• STATED EXERCISE: Set down each entry exactly as given; pictures should not appear in the copy.

>> BEGIN EXTRACTED DATA

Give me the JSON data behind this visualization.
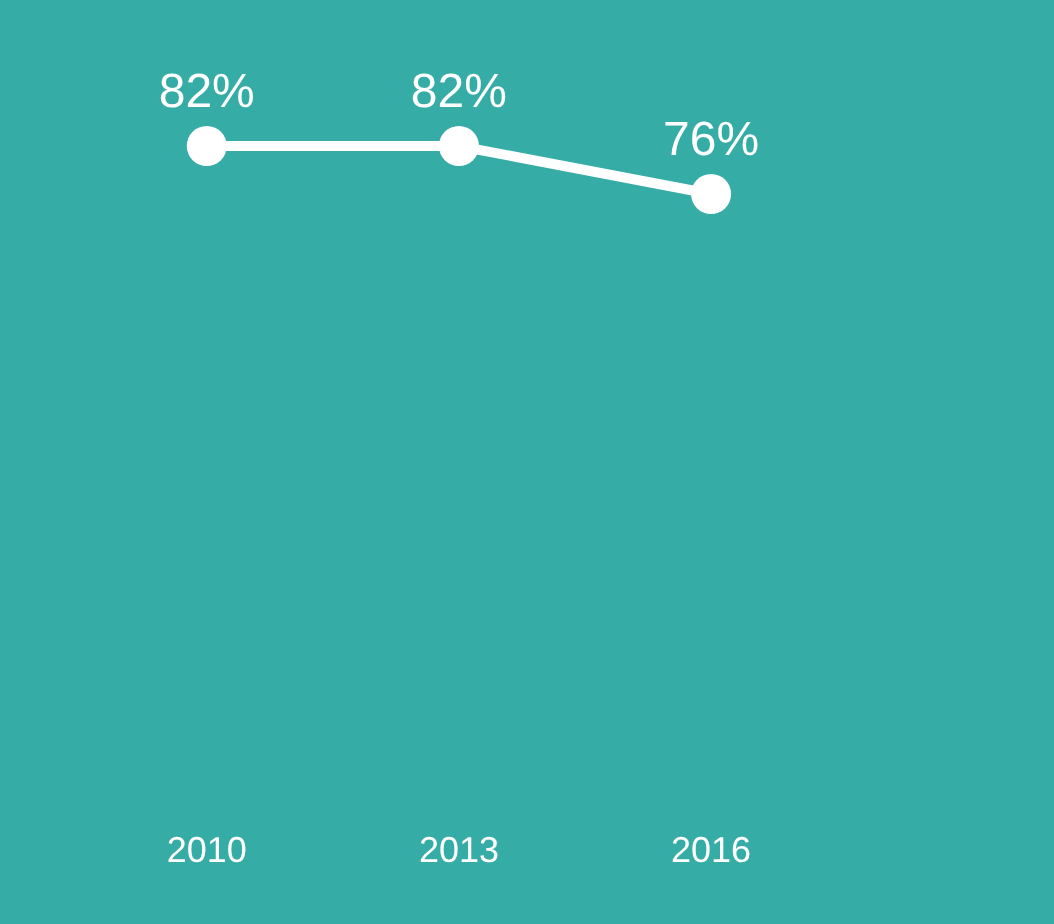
{
  "chart_data": {
    "type": "line",
    "categories": [
      "2010",
      "2013",
      "2016"
    ],
    "series": [
      {
        "color": "#ffffff",
        "values": [
          82,
          82,
          76
        ],
        "value_labels": [
          "82%",
          "82%",
          "76%"
        ]
      }
    ],
    "marker": "circle",
    "line_style": "solid",
    "grid": false
  }
}
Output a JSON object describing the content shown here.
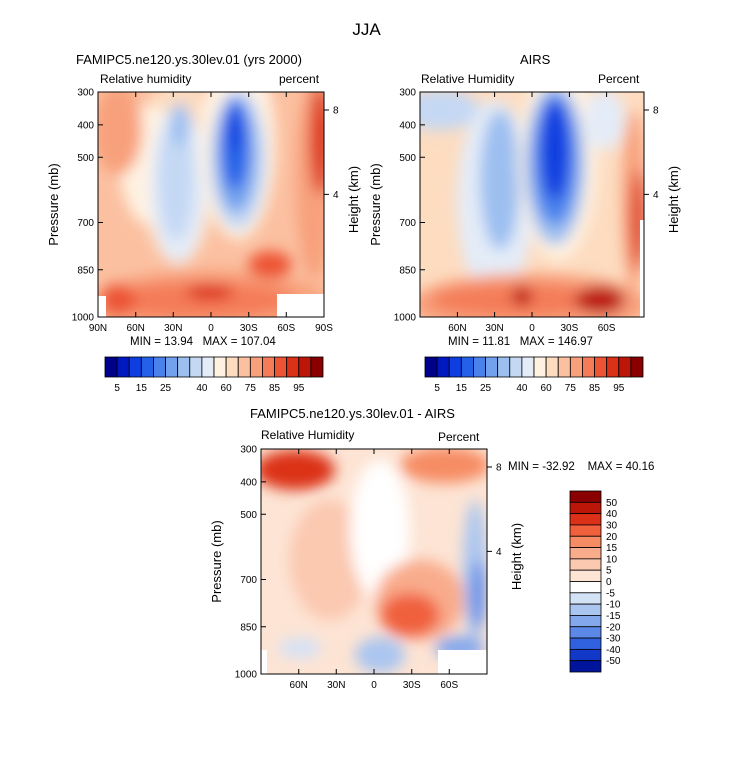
{
  "title": "JJA",
  "chart_data": [
    {
      "type": "heatmap",
      "title": "FAMIPC5.ne120.ys.30lev.01 (yrs 2000)",
      "subtitle_left": "Relative humidity",
      "subtitle_right": "percent",
      "ylabel": "Pressure (mb)",
      "ylabel_right": "Height (km)",
      "x_ticks": [
        "90N",
        "60N",
        "30N",
        "0",
        "30S",
        "60S",
        "90S"
      ],
      "y_ticks": [
        "300",
        "400",
        "500",
        "700",
        "850",
        "1000"
      ],
      "height_ticks": [
        "8",
        "4"
      ],
      "stats": {
        "min_label": "MIN =",
        "min": "13.94",
        "max_label": "MAX =",
        "max": "107.04"
      },
      "colorbar_labels": [
        "5",
        "15",
        "25",
        "40",
        "60",
        "75",
        "85",
        "95"
      ],
      "colors": [
        "#00008a",
        "#0018c0",
        "#0c3ee0",
        "#2460e8",
        "#4a82ec",
        "#72a2ee",
        "#9cbff0",
        "#c4d8f4",
        "#e4ecf8",
        "#fff2e2",
        "#fddcc0",
        "#fbc0a0",
        "#f8a07c",
        "#f47c58",
        "#ec5434",
        "#dc3018",
        "#bc1608",
        "#8a0000"
      ],
      "levels": [
        5,
        10,
        15,
        20,
        25,
        30,
        35,
        40,
        50,
        60,
        65,
        75,
        80,
        85,
        90,
        95,
        100
      ]
    },
    {
      "type": "heatmap",
      "title": "AIRS",
      "subtitle_left": "Relative Humidity",
      "subtitle_right": "Percent",
      "ylabel": "Pressure (mb)",
      "ylabel_right": "Height (km)",
      "x_ticks": [
        "60N",
        "30N",
        "0",
        "30S",
        "60S"
      ],
      "y_ticks": [
        "300",
        "400",
        "500",
        "700",
        "850",
        "1000"
      ],
      "height_ticks": [
        "8",
        "4"
      ],
      "stats": {
        "min_label": "MIN =",
        "min": "11.81",
        "max_label": "MAX =",
        "max": "146.97"
      },
      "colorbar_labels": [
        "5",
        "15",
        "25",
        "40",
        "60",
        "75",
        "85",
        "95"
      ],
      "colors": [
        "#00008a",
        "#0018c0",
        "#0c3ee0",
        "#2460e8",
        "#4a82ec",
        "#72a2ee",
        "#9cbff0",
        "#c4d8f4",
        "#e4ecf8",
        "#fff2e2",
        "#fddcc0",
        "#fbc0a0",
        "#f8a07c",
        "#f47c58",
        "#ec5434",
        "#dc3018",
        "#bc1608",
        "#8a0000"
      ],
      "levels": [
        5,
        10,
        15,
        20,
        25,
        30,
        35,
        40,
        50,
        60,
        65,
        75,
        80,
        85,
        90,
        95,
        100
      ]
    },
    {
      "type": "heatmap",
      "title": "FAMIPC5.ne120.ys.30lev.01 - AIRS",
      "subtitle_left": "Relative Humidity",
      "subtitle_right": "Percent",
      "ylabel": "Pressure (mb)",
      "ylabel_right": "Height (km)",
      "x_ticks": [
        "60N",
        "30N",
        "0",
        "30S",
        "60S"
      ],
      "y_ticks": [
        "300",
        "400",
        "500",
        "700",
        "850",
        "1000"
      ],
      "height_ticks": [
        "8",
        "4"
      ],
      "stats": {
        "min_label": "MIN =",
        "min": "-32.92",
        "max_label": "MAX =",
        "max": "40.16"
      },
      "colorbar_labels": [
        "50",
        "40",
        "30",
        "20",
        "15",
        "10",
        "5",
        "0",
        "-5",
        "-10",
        "-15",
        "-20",
        "-30",
        "-40",
        "-50"
      ],
      "colors": [
        "#8a0000",
        "#bc1608",
        "#dc3018",
        "#f0603c",
        "#f68c64",
        "#f9ac8c",
        "#fbc8b0",
        "#fde4d4",
        "#ffffff",
        "#d4e2f6",
        "#aac6f0",
        "#84a8ec",
        "#5c88e8",
        "#3062e0",
        "#1238c8",
        "#00149c"
      ]
    }
  ]
}
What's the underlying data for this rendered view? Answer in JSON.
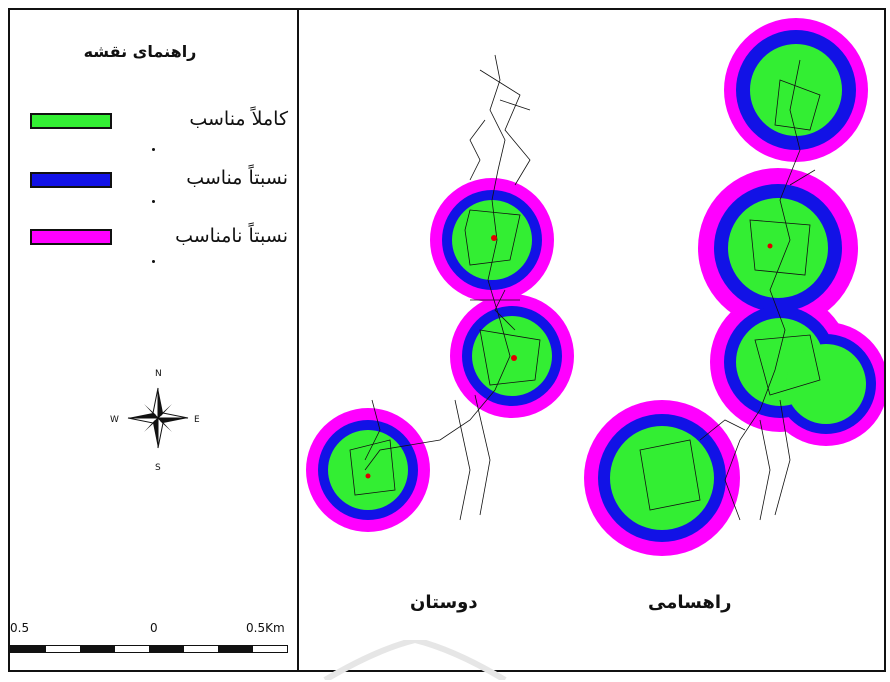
{
  "legend": {
    "title": "راهنمای نقشه",
    "items": [
      {
        "label": "کاملاً مناسب",
        "color": "#33ee33"
      },
      {
        "label": "نسبتاً مناسب",
        "color": "#1212e6"
      },
      {
        "label": "نسبتاً نامناسب",
        "color": "#ff00ff"
      }
    ]
  },
  "compass": {
    "n": "N",
    "s": "S",
    "e": "E",
    "w": "W"
  },
  "scale": {
    "left": "0.5",
    "middle": "0",
    "right": "0.5Km"
  },
  "towns": [
    {
      "name": "دوستان",
      "zones": 3
    },
    {
      "name": "راهسامی",
      "zones": 4
    }
  ],
  "colors": {
    "suitable": "#33ee33",
    "moderate": "#1212e6",
    "unsuitable": "#ff00ff",
    "ink": "#111111"
  }
}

>> END EXTRACTED DATA

• WRITTEN ANSWER:
Give me the JSON data behind this visualization.
{
  "chart_data": {
    "type": "line",
    "categories": [
      "2010",
      "2013",
      "2016"
    ],
    "series": [
      {
        "color": "#ffffff",
        "values": [
          82,
          82,
          76
        ],
        "value_labels": [
          "82%",
          "82%",
          "76%"
        ]
      }
    ],
    "marker": "circle",
    "line_style": "solid",
    "grid": false
  }
}
Output a JSON object describing the content shown here.
{
  "title": "JJA",
  "chart_data": [
    {
      "type": "heatmap",
      "title": "FAMIPC5.ne120.ys.30lev.01 (yrs 2000)",
      "subtitle_left": "Relative humidity",
      "subtitle_right": "percent",
      "ylabel": "Pressure (mb)",
      "ylabel_right": "Height (km)",
      "x_ticks": [
        "90N",
        "60N",
        "30N",
        "0",
        "30S",
        "60S",
        "90S"
      ],
      "y_ticks": [
        "300",
        "400",
        "500",
        "700",
        "850",
        "1000"
      ],
      "height_ticks": [
        "8",
        "4"
      ],
      "stats": {
        "min_label": "MIN =",
        "min": "13.94",
        "max_label": "MAX =",
        "max": "107.04"
      },
      "colorbar_labels": [
        "5",
        "15",
        "25",
        "40",
        "60",
        "75",
        "85",
        "95"
      ],
      "colors": [
        "#00008a",
        "#0018c0",
        "#0c3ee0",
        "#2460e8",
        "#4a82ec",
        "#72a2ee",
        "#9cbff0",
        "#c4d8f4",
        "#e4ecf8",
        "#fff2e2",
        "#fddcc0",
        "#fbc0a0",
        "#f8a07c",
        "#f47c58",
        "#ec5434",
        "#dc3018",
        "#bc1608",
        "#8a0000"
      ],
      "levels": [
        5,
        10,
        15,
        20,
        25,
        30,
        35,
        40,
        50,
        60,
        65,
        75,
        80,
        85,
        90,
        95,
        100
      ]
    },
    {
      "type": "heatmap",
      "title": "AIRS",
      "subtitle_left": "Relative Humidity",
      "subtitle_right": "Percent",
      "ylabel": "Pressure (mb)",
      "ylabel_right": "Height (km)",
      "x_ticks": [
        "60N",
        "30N",
        "0",
        "30S",
        "60S"
      ],
      "y_ticks": [
        "300",
        "400",
        "500",
        "700",
        "850",
        "1000"
      ],
      "height_ticks": [
        "8",
        "4"
      ],
      "stats": {
        "min_label": "MIN =",
        "min": "11.81",
        "max_label": "MAX =",
        "max": "146.97"
      },
      "colorbar_labels": [
        "5",
        "15",
        "25",
        "40",
        "60",
        "75",
        "85",
        "95"
      ],
      "colors": [
        "#00008a",
        "#0018c0",
        "#0c3ee0",
        "#2460e8",
        "#4a82ec",
        "#72a2ee",
        "#9cbff0",
        "#c4d8f4",
        "#e4ecf8",
        "#fff2e2",
        "#fddcc0",
        "#fbc0a0",
        "#f8a07c",
        "#f47c58",
        "#ec5434",
        "#dc3018",
        "#bc1608",
        "#8a0000"
      ],
      "levels": [
        5,
        10,
        15,
        20,
        25,
        30,
        35,
        40,
        50,
        60,
        65,
        75,
        80,
        85,
        90,
        95,
        100
      ]
    },
    {
      "type": "heatmap",
      "title": "FAMIPC5.ne120.ys.30lev.01 - AIRS",
      "subtitle_left": "Relative Humidity",
      "subtitle_right": "Percent",
      "ylabel": "Pressure (mb)",
      "ylabel_right": "Height (km)",
      "x_ticks": [
        "60N",
        "30N",
        "0",
        "30S",
        "60S"
      ],
      "y_ticks": [
        "300",
        "400",
        "500",
        "700",
        "850",
        "1000"
      ],
      "height_ticks": [
        "8",
        "4"
      ],
      "stats": {
        "min_label": "MIN =",
        "min": "-32.92",
        "max_label": "MAX =",
        "max": "40.16"
      },
      "colorbar_labels": [
        "50",
        "40",
        "30",
        "20",
        "15",
        "10",
        "5",
        "0",
        "-5",
        "-10",
        "-15",
        "-20",
        "-30",
        "-40",
        "-50"
      ],
      "colors": [
        "#8a0000",
        "#bc1608",
        "#dc3018",
        "#f0603c",
        "#f68c64",
        "#f9ac8c",
        "#fbc8b0",
        "#fde4d4",
        "#ffffff",
        "#d4e2f6",
        "#aac6f0",
        "#84a8ec",
        "#5c88e8",
        "#3062e0",
        "#1238c8",
        "#00149c"
      ]
    }
  ]
}
What's the underlying data for this rendered view? Answer in JSON.
{
  "legend": {
    "title": "راهنمای نقشه",
    "items": [
      {
        "label": "کاملاً مناسب",
        "color": "#33ee33"
      },
      {
        "label": "نسبتاً مناسب",
        "color": "#1212e6"
      },
      {
        "label": "نسبتاً نامناسب",
        "color": "#ff00ff"
      }
    ]
  },
  "compass": {
    "n": "N",
    "s": "S",
    "e": "E",
    "w": "W"
  },
  "scale": {
    "left": "0.5",
    "middle": "0",
    "right": "0.5Km"
  },
  "towns": [
    {
      "name": "دوستان",
      "zones": 3
    },
    {
      "name": "راهسامی",
      "zones": 4
    }
  ],
  "colors": {
    "suitable": "#33ee33",
    "moderate": "#1212e6",
    "unsuitable": "#ff00ff",
    "ink": "#111111"
  }
}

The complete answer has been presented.